## BEGIN
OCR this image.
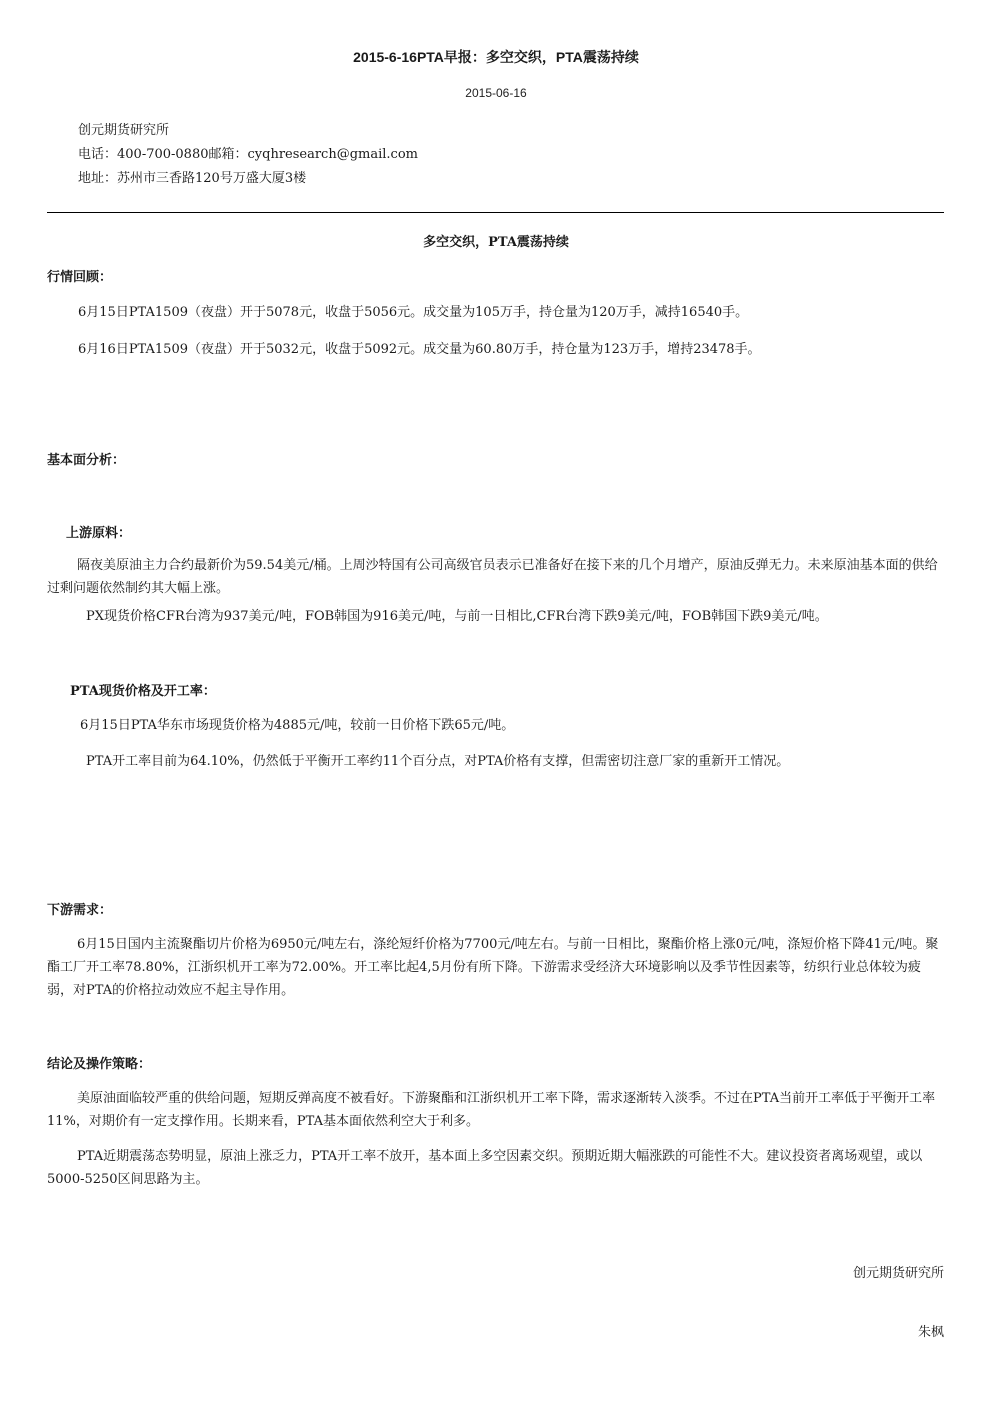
2015-6-16PTA早报：多空交织，PTA震荡持续
2015-06-16
创元期货研究所
电话：400-700-0880邮箱：cyqhresearch@gmail.com
地址：苏州市三香路120号万盛大厦3楼
多空交织，PTA震荡持续
行情回顾：
6月15日PTA1509（夜盘）开于5078元，收盘于5056元。成交量为105万手，持仓量为120万手，减持16540手。
6月16日PTA1509（夜盘）开于5032元，收盘于5092元。成交量为60.80万手，持仓量为123万手，增持23478手。
基本面分析：
上游原料：
隔夜美原油主力合约最新价为59.54美元/桶。上周沙特国有公司高级官员表示已准备好在接下来的几个月增产，原油反弹无力。未来原油基本面的供给过剩问题依然制约其大幅上涨。
PX现货价格CFR台湾为937美元/吨，FOB韩国为916美元/吨，与前一日相比,CFR台湾下跌9美元/吨，FOB韩国下跌9美元/吨。
PTA现货价格及开工率：
6月15日PTA华东市场现货价格为4885元/吨，较前一日价格下跌65元/吨。
PTA开工率目前为64.10%，仍然低于平衡开工率约11个百分点，对PTA价格有支撑，但需密切注意厂家的重新开工情况。
下游需求：
6月15日国内主流聚酯切片价格为6950元/吨左右，涤纶短纤价格为7700元/吨左右。与前一日相比，聚酯价格上涨0元/吨，涤短价格下降41元/吨。聚酯工厂开工率78.80%，江浙织机开工率为72.00%。开工率比起4,5月份有所下降。下游需求受经济大环境影响以及季节性因素等，纺织行业总体较为疲弱，对PTA的价格拉动效应不起主导作用。
结论及操作策略：
美原油面临较严重的供给问题，短期反弹高度不被看好。下游聚酯和江浙织机开工率下降，需求逐渐转入淡季。不过在PTA当前开工率低于平衡开工率11%，对期价有一定支撑作用。长期来看，PTA基本面依然利空大于利多。
PTA近期震荡态势明显，原油上涨乏力，PTA开工率不放开，基本面上多空因素交织。预期近期大幅涨跌的可能性不大。建议投资者离场观望，或以5000-5250区间思路为主。
创元期货研究所
朱枫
## END
EXERCISE DETAILS ▸
Extract the full listing above verbatim; pictures are to be left out of the copy.

EXERCISE RESULT ▸
OCR this image.
2015-6-16PTA早报：多空交织，PTA震荡持续
2015-06-16
创元期货研究所
电话：400-700-0880邮箱：cyqhresearch@gmail.com
地址：苏州市三香路120号万盛大厦3楼
多空交织，PTA震荡持续
行情回顾：
6月15日PTA1509（夜盘）开于5078元，收盘于5056元。成交量为105万手，持仓量为120万手，减持16540手。
6月16日PTA1509（夜盘）开于5032元，收盘于5092元。成交量为60.80万手，持仓量为123万手，增持23478手。
基本面分析：
上游原料：
隔夜美原油主力合约最新价为59.54美元/桶。上周沙特国有公司高级官员表示已准备好在接下来的几个月增产，原油反弹无力。未来原油基本面的供给过剩问题依然制约其大幅上涨。
PX现货价格CFR台湾为937美元/吨，FOB韩国为916美元/吨，与前一日相比,CFR台湾下跌9美元/吨，FOB韩国下跌9美元/吨。
PTA现货价格及开工率：
6月15日PTA华东市场现货价格为4885元/吨，较前一日价格下跌65元/吨。
PTA开工率目前为64.10%，仍然低于平衡开工率约11个百分点，对PTA价格有支撑，但需密切注意厂家的重新开工情况。
下游需求：
6月15日国内主流聚酯切片价格为6950元/吨左右，涤纶短纤价格为7700元/吨左右。与前一日相比，聚酯价格上涨0元/吨，涤短价格下降41元/吨。聚酯工厂开工率78.80%，江浙织机开工率为72.00%。开工率比起4,5月份有所下降。下游需求受经济大环境影响以及季节性因素等，纺织行业总体较为疲弱，对PTA的价格拉动效应不起主导作用。
结论及操作策略：
美原油面临较严重的供给问题，短期反弹高度不被看好。下游聚酯和江浙织机开工率下降，需求逐渐转入淡季。不过在PTA当前开工率低于平衡开工率11%，对期价有一定支撑作用。长期来看，PTA基本面依然利空大于利多。
PTA近期震荡态势明显，原油上涨乏力，PTA开工率不放开，基本面上多空因素交织。预期近期大幅涨跌的可能性不大。建议投资者离场观望，或以5000-5250区间思路为主。
创元期货研究所
朱枫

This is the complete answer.